**Stored data entries**
☆ ☆ ☆ ☆
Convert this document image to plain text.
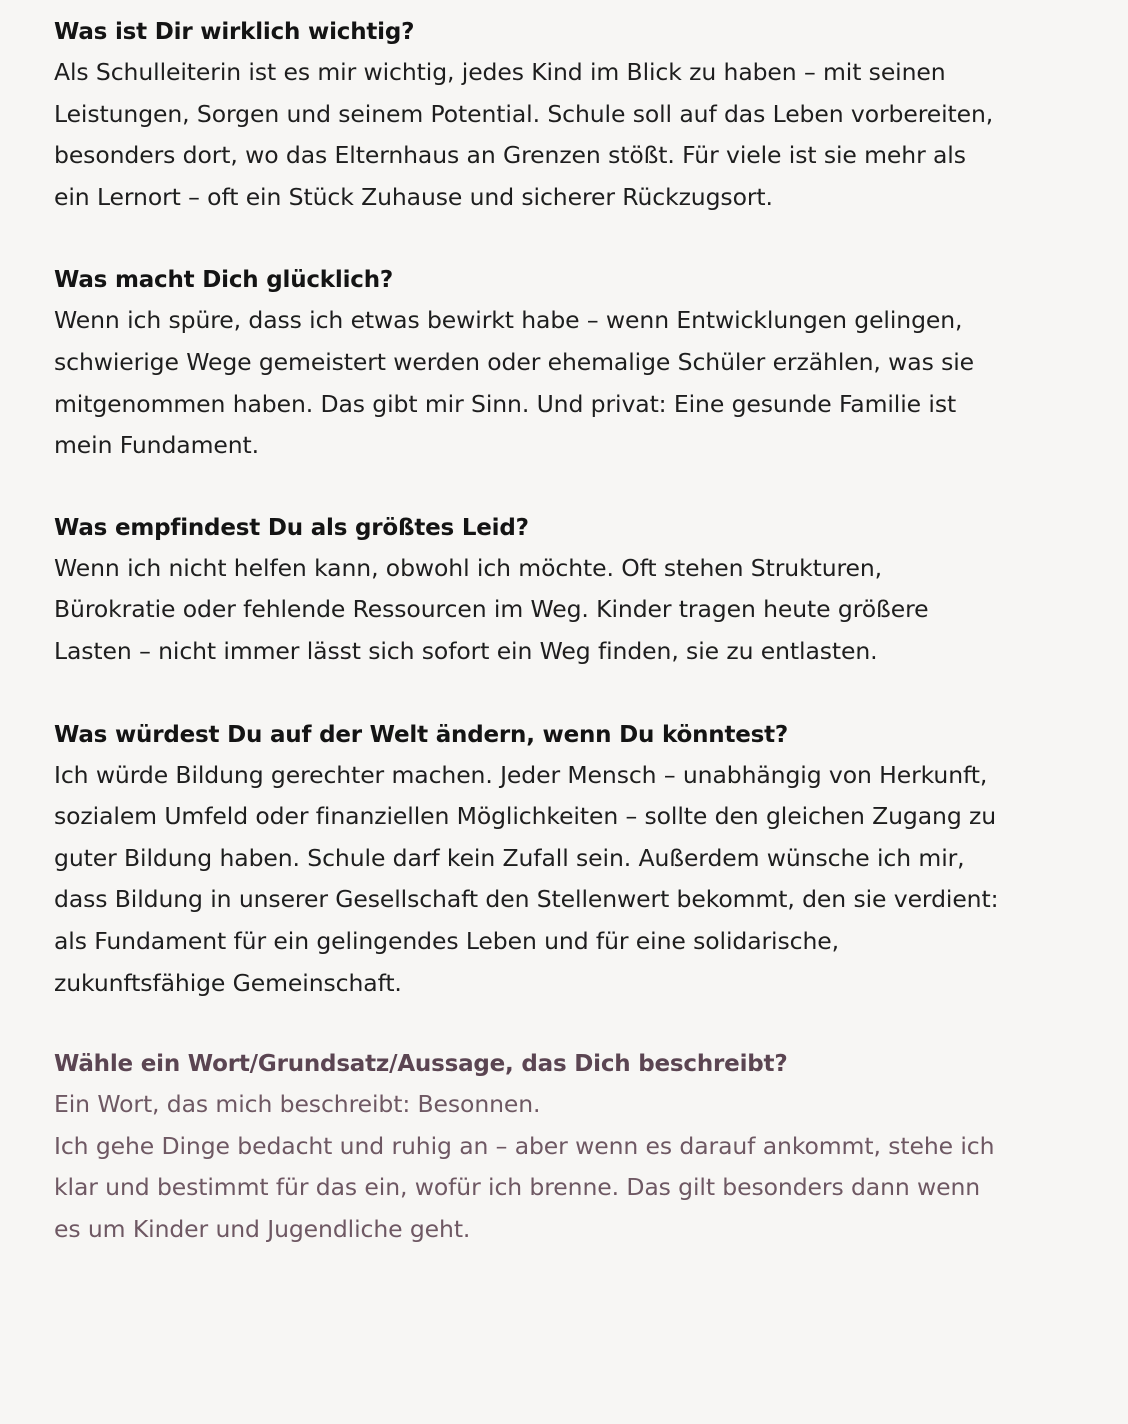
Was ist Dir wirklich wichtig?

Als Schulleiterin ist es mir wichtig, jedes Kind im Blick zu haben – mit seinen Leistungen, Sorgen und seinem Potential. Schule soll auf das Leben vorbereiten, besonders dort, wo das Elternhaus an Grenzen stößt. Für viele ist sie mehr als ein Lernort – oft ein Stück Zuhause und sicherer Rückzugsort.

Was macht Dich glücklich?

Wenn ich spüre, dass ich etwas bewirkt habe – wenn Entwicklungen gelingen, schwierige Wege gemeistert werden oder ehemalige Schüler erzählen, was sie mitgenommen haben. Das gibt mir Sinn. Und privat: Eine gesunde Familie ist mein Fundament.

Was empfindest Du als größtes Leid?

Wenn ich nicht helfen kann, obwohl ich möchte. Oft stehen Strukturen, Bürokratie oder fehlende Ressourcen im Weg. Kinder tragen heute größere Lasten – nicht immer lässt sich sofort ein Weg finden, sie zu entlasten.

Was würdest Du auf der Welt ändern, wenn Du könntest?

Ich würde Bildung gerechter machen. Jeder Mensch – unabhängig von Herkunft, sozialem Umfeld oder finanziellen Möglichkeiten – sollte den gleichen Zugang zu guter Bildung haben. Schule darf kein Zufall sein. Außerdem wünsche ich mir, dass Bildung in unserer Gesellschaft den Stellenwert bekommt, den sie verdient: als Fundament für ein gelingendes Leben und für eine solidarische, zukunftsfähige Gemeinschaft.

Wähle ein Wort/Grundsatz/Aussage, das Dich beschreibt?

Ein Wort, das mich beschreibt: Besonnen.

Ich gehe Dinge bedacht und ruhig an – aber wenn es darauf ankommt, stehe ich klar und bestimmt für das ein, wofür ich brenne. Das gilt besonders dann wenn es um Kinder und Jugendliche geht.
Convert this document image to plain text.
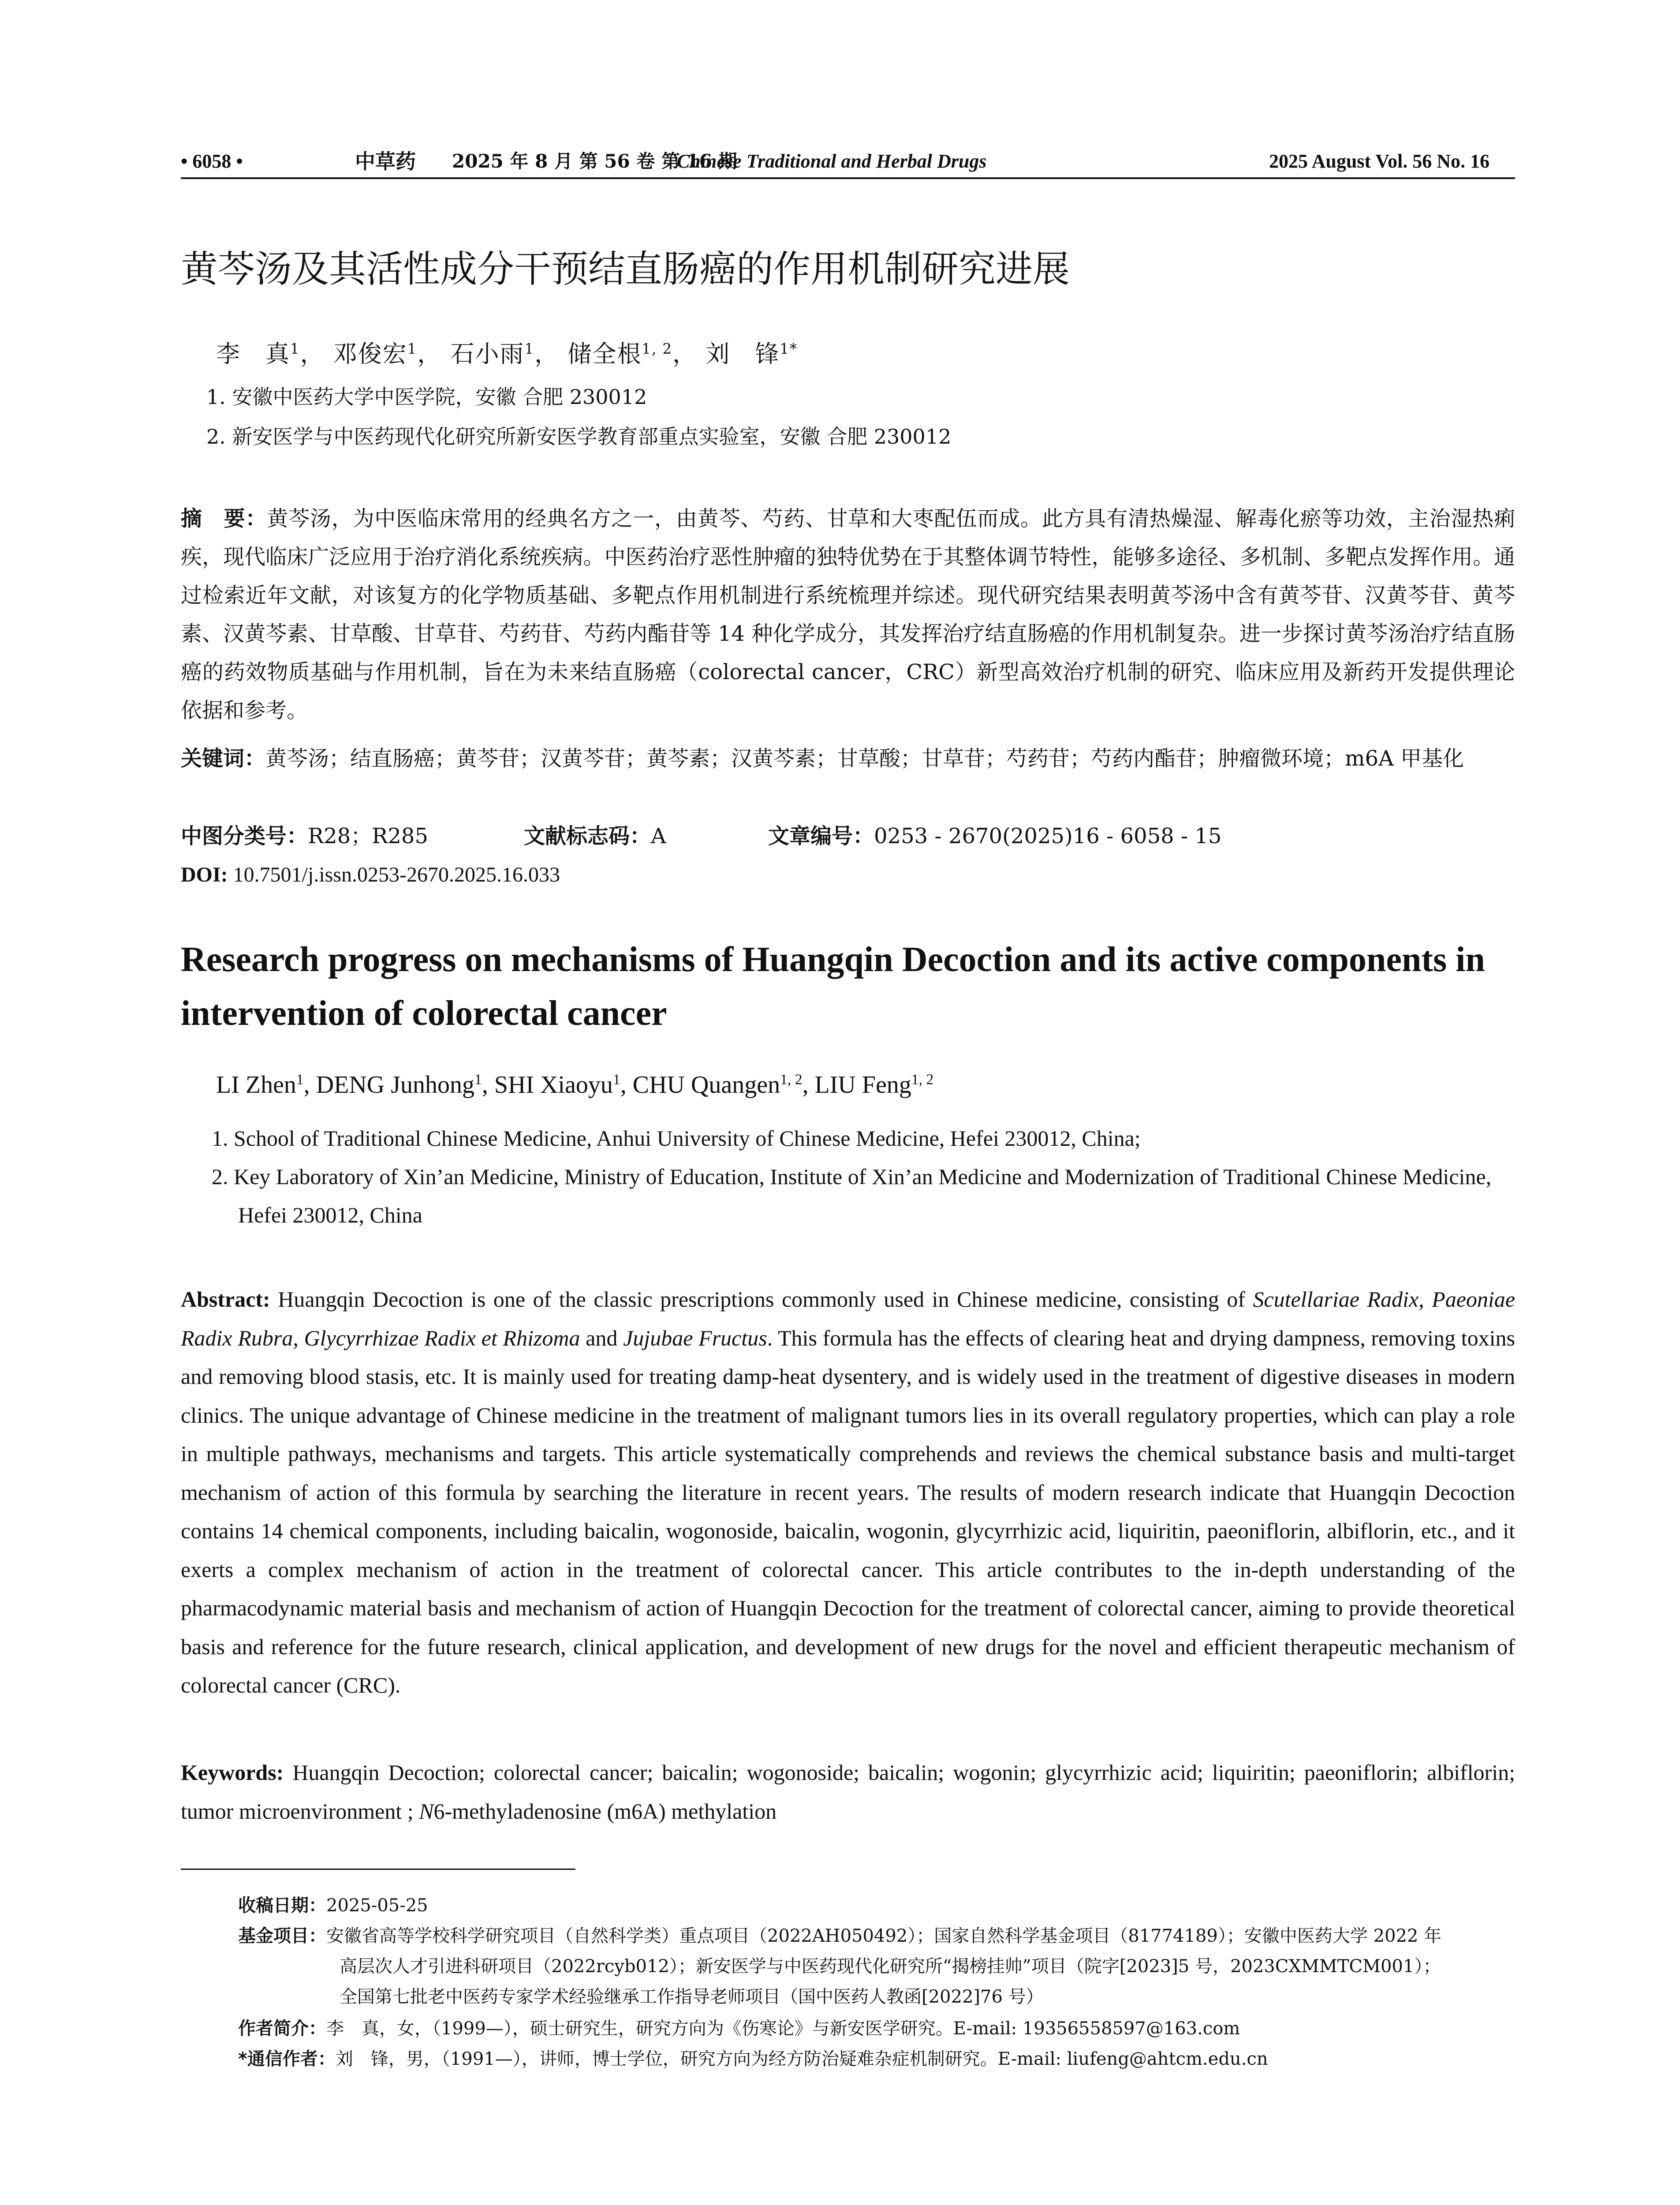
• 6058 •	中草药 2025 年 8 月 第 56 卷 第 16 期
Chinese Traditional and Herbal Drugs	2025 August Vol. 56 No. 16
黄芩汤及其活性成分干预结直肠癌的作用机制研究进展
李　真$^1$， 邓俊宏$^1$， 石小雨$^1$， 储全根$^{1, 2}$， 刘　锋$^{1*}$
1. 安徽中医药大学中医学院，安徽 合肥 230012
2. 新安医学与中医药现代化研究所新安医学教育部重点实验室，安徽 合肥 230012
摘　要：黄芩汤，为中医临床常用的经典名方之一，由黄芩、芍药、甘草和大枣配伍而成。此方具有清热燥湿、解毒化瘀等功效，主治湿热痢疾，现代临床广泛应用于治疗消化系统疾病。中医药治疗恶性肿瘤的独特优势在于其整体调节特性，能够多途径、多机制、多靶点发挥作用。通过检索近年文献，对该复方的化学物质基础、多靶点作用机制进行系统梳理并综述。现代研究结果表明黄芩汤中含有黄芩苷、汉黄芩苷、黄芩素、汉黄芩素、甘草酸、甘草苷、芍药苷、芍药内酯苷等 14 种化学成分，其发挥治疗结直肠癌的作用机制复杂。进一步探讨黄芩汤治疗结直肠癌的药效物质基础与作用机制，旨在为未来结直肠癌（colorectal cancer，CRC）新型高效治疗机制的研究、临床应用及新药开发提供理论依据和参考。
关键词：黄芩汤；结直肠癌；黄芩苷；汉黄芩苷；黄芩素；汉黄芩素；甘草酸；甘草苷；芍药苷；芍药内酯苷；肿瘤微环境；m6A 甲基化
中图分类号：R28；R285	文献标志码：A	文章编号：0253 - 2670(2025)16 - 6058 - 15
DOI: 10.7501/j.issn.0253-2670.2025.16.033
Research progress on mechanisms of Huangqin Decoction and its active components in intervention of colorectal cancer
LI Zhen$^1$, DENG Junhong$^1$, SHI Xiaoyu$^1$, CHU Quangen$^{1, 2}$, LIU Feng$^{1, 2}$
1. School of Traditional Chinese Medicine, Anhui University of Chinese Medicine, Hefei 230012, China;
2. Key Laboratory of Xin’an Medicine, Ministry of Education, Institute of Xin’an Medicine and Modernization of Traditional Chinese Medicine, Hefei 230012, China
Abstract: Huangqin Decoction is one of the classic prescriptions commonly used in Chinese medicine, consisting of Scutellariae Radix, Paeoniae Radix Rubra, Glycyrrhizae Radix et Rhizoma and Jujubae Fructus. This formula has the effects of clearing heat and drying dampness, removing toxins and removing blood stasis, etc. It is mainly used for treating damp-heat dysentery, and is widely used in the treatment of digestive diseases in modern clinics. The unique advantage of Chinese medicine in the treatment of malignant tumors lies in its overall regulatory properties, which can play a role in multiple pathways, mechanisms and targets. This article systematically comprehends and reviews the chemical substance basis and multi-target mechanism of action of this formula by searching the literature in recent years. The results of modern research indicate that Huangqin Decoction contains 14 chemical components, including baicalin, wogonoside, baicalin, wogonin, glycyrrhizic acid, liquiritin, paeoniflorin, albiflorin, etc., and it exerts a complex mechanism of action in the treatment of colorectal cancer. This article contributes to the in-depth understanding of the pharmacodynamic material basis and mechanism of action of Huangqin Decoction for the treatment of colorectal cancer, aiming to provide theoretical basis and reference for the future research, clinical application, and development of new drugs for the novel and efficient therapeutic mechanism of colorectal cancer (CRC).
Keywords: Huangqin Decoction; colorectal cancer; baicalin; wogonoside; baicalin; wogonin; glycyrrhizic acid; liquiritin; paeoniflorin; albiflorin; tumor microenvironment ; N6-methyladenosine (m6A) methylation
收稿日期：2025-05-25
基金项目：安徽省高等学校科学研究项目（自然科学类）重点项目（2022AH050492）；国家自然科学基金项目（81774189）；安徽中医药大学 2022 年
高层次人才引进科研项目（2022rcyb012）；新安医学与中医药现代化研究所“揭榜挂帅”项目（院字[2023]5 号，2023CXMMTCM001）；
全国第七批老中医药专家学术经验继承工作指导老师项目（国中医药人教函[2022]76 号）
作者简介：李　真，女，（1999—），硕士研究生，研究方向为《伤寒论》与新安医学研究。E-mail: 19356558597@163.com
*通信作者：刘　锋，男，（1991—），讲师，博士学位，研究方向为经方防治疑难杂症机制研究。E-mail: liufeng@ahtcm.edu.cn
☆ ☆ ☆ ☆
**What this task involves**
Transcribe the complete set of entries verbatim. No pictures belong in the copy.

**Written solution**
Convert this document image to plain text.
Was ist Dir wirklich wichtig?

Als Schulleiterin ist es mir wichtig, jedes Kind im Blick zu haben – mit seinen Leistungen, Sorgen und seinem Potential. Schule soll auf das Leben vorbereiten, besonders dort, wo das Elternhaus an Grenzen stößt. Für viele ist sie mehr als ein Lernort – oft ein Stück Zuhause und sicherer Rückzugsort.

Was macht Dich glücklich?

Wenn ich spüre, dass ich etwas bewirkt habe – wenn Entwicklungen gelingen, schwierige Wege gemeistert werden oder ehemalige Schüler erzählen, was sie mitgenommen haben. Das gibt mir Sinn. Und privat: Eine gesunde Familie ist mein Fundament.

Was empfindest Du als größtes Leid?

Wenn ich nicht helfen kann, obwohl ich möchte. Oft stehen Strukturen, Bürokratie oder fehlende Ressourcen im Weg. Kinder tragen heute größere Lasten – nicht immer lässt sich sofort ein Weg finden, sie zu entlasten.

Was würdest Du auf der Welt ändern, wenn Du könntest?

Ich würde Bildung gerechter machen. Jeder Mensch – unabhängig von Herkunft, sozialem Umfeld oder finanziellen Möglichkeiten – sollte den gleichen Zugang zu guter Bildung haben. Schule darf kein Zufall sein. Außerdem wünsche ich mir, dass Bildung in unserer Gesellschaft den Stellenwert bekommt, den sie verdient: als Fundament für ein gelingendes Leben und für eine solidarische, zukunftsfähige Gemeinschaft.

Wähle ein Wort/Grundsatz/Aussage, das Dich beschreibt?

Ein Wort, das mich beschreibt: Besonnen.

Ich gehe Dinge bedacht und ruhig an – aber wenn es darauf ankommt, stehe ich klar und bestimmt für das ein, wofür ich brenne. Das gilt besonders dann wenn es um Kinder und Jugendliche geht.
Convert this document image to plain text.
• 6058 •	中草药 2025 年 8 月 第 56 卷 第 16 期
Chinese Traditional and Herbal Drugs	2025 August Vol. 56 No. 16
黄芩汤及其活性成分干预结直肠癌的作用机制研究进展
李　真$^1$， 邓俊宏$^1$， 石小雨$^1$， 储全根$^{1, 2}$， 刘　锋$^{1*}$
1. 安徽中医药大学中医学院，安徽 合肥 230012
2. 新安医学与中医药现代化研究所新安医学教育部重点实验室，安徽 合肥 230012
摘　要：黄芩汤，为中医临床常用的经典名方之一，由黄芩、芍药、甘草和大枣配伍而成。此方具有清热燥湿、解毒化瘀等功效，主治湿热痢疾，现代临床广泛应用于治疗消化系统疾病。中医药治疗恶性肿瘤的独特优势在于其整体调节特性，能够多途径、多机制、多靶点发挥作用。通过检索近年文献，对该复方的化学物质基础、多靶点作用机制进行系统梳理并综述。现代研究结果表明黄芩汤中含有黄芩苷、汉黄芩苷、黄芩素、汉黄芩素、甘草酸、甘草苷、芍药苷、芍药内酯苷等 14 种化学成分，其发挥治疗结直肠癌的作用机制复杂。进一步探讨黄芩汤治疗结直肠癌的药效物质基础与作用机制，旨在为未来结直肠癌（colorectal cancer，CRC）新型高效治疗机制的研究、临床应用及新药开发提供理论依据和参考。
关键词：黄芩汤；结直肠癌；黄芩苷；汉黄芩苷；黄芩素；汉黄芩素；甘草酸；甘草苷；芍药苷；芍药内酯苷；肿瘤微环境；m6A 甲基化
中图分类号：R28；R285	文献标志码：A	文章编号：0253 - 2670(2025)16 - 6058 - 15
DOI: 10.7501/j.issn.0253-2670.2025.16.033
Research progress on mechanisms of Huangqin Decoction and its active components in intervention of colorectal cancer
LI Zhen$^1$, DENG Junhong$^1$, SHI Xiaoyu$^1$, CHU Quangen$^{1, 2}$, LIU Feng$^{1, 2}$
1. School of Traditional Chinese Medicine, Anhui University of Chinese Medicine, Hefei 230012, China;
2. Key Laboratory of Xin’an Medicine, Ministry of Education, Institute of Xin’an Medicine and Modernization of Traditional Chinese Medicine, Hefei 230012, China
Abstract: Huangqin Decoction is one of the classic prescriptions commonly used in Chinese medicine, consisting of Scutellariae Radix, Paeoniae Radix Rubra, Glycyrrhizae Radix et Rhizoma and Jujubae Fructus. This formula has the effects of clearing heat and drying dampness, removing toxins and removing blood stasis, etc. It is mainly used for treating damp-heat dysentery, and is widely used in the treatment of digestive diseases in modern clinics. The unique advantage of Chinese medicine in the treatment of malignant tumors lies in its overall regulatory properties, which can play a role in multiple pathways, mechanisms and targets. This article systematically comprehends and reviews the chemical substance basis and multi-target mechanism of action of this formula by searching the literature in recent years. The results of modern research indicate that Huangqin Decoction contains 14 chemical components, including baicalin, wogonoside, baicalin, wogonin, glycyrrhizic acid, liquiritin, paeoniflorin, albiflorin, etc., and it exerts a complex mechanism of action in the treatment of colorectal cancer. This article contributes to the in-depth understanding of the pharmacodynamic material basis and mechanism of action of Huangqin Decoction for the treatment of colorectal cancer, aiming to provide theoretical basis and reference for the future research, clinical application, and development of new drugs for the novel and efficient therapeutic mechanism of colorectal cancer (CRC).
Keywords: Huangqin Decoction; colorectal cancer; baicalin; wogonoside; baicalin; wogonin; glycyrrhizic acid; liquiritin; paeoniflorin; albiflorin; tumor microenvironment ; N6-methyladenosine (m6A) methylation
收稿日期：2025-05-25
基金项目：安徽省高等学校科学研究项目（自然科学类）重点项目（2022AH050492）；国家自然科学基金项目（81774189）；安徽中医药大学 2022 年
高层次人才引进科研项目（2022rcyb012）；新安医学与中医药现代化研究所“揭榜挂帅”项目（院字[2023]5 号，2023CXMMTCM001）；
全国第七批老中医药专家学术经验继承工作指导老师项目（国中医药人教函[2022]76 号）
作者简介：李　真，女，（1999—），硕士研究生，研究方向为《伤寒论》与新安医学研究。E-mail: 19356558597@163.com
*通信作者：刘　锋，男，（1991—），讲师，博士学位，研究方向为经方防治疑难杂症机制研究。E-mail: liufeng@ahtcm.edu.cn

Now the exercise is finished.